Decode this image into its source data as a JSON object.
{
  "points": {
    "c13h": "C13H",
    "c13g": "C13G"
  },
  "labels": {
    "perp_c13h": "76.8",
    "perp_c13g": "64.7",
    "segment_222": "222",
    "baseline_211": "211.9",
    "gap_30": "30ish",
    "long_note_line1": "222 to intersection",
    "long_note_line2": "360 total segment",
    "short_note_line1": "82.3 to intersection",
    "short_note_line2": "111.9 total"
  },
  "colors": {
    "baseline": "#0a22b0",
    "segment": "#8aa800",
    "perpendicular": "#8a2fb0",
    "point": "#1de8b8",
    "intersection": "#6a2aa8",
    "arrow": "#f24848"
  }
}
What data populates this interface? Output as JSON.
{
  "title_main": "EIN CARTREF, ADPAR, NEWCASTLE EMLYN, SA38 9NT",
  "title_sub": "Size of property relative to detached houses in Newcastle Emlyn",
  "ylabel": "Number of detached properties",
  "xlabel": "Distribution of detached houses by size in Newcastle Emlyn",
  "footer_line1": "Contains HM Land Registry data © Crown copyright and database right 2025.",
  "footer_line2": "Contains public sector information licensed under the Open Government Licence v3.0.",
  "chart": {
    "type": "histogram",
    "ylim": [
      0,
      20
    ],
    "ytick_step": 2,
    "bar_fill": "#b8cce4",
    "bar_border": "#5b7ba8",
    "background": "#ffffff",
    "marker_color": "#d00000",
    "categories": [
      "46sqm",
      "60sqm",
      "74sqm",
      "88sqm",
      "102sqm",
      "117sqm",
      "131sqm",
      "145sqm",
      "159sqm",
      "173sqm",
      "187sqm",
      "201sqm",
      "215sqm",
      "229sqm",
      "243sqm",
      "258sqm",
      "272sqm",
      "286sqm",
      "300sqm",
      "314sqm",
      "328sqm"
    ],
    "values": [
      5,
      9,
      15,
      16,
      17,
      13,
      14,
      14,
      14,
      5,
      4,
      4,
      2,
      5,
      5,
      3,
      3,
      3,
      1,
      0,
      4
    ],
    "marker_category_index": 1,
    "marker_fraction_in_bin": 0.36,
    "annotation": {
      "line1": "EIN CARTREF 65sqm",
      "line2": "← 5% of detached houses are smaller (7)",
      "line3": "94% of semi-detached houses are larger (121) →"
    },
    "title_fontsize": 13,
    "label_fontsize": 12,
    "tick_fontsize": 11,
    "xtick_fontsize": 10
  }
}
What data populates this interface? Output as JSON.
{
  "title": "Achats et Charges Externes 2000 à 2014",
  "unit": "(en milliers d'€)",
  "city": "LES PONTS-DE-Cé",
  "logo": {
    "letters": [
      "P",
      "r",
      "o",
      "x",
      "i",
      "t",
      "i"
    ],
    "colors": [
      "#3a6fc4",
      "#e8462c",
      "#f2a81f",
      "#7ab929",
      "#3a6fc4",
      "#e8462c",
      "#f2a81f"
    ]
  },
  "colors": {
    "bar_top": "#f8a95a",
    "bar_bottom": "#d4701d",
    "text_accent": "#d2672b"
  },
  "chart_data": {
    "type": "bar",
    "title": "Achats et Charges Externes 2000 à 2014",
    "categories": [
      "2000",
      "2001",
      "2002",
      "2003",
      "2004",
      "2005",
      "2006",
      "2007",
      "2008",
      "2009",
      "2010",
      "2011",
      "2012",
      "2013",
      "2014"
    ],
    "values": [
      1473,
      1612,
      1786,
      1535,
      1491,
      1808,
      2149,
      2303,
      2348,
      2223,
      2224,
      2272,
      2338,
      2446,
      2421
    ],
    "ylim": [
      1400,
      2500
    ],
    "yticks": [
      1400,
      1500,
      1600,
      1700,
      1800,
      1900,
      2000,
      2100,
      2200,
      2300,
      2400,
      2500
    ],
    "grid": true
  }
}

+ + + +

[GOAL]
In the listing above, find each line with the word "CARTREF" and copy it.

[EXERCISE RESPONSE]
  "title_main": "EIN CARTREF, ADPAR, NEWCASTLE EMLYN, SA38 9NT",
      "line1": "EIN CARTREF 65sqm",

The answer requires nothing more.